■ Exercise details:
Quote the listing below in its entirety, omitting every image.

Records excerpted from a collection:
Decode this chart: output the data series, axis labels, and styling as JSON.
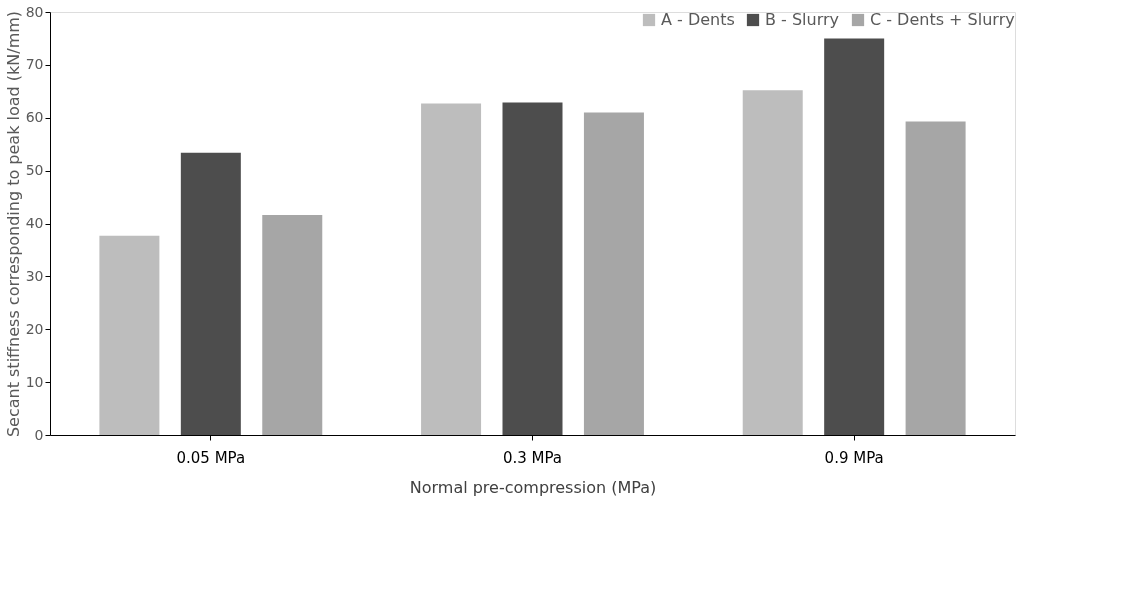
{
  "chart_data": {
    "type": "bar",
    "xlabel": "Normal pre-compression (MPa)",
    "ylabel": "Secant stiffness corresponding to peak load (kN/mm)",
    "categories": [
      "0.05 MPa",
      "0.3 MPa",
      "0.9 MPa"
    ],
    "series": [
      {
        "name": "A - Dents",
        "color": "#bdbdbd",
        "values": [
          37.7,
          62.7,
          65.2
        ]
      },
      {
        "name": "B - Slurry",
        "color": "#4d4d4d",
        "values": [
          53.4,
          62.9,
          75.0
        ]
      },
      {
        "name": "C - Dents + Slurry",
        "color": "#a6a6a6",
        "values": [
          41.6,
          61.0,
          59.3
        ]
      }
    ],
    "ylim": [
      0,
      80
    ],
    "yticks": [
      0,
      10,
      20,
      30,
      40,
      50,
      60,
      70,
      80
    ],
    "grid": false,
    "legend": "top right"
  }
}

■ Right answer:
Decode this chart: output the data series, axis labels, and styling as JSON.
{
  "chart_data": {
    "type": "bar",
    "xlabel": "Normal pre-compression (MPa)",
    "ylabel": "Secant stiffness corresponding to peak load (kN/mm)",
    "categories": [
      "0.05 MPa",
      "0.3 MPa",
      "0.9 MPa"
    ],
    "series": [
      {
        "name": "A - Dents",
        "color": "#bdbdbd",
        "values": [
          37.7,
          62.7,
          65.2
        ]
      },
      {
        "name": "B - Slurry",
        "color": "#4d4d4d",
        "values": [
          53.4,
          62.9,
          75.0
        ]
      },
      {
        "name": "C - Dents + Slurry",
        "color": "#a6a6a6",
        "values": [
          41.6,
          61.0,
          59.3
        ]
      }
    ],
    "ylim": [
      0,
      80
    ],
    "yticks": [
      0,
      10,
      20,
      30,
      40,
      50,
      60,
      70,
      80
    ],
    "grid": false,
    "legend": "top right"
  }
}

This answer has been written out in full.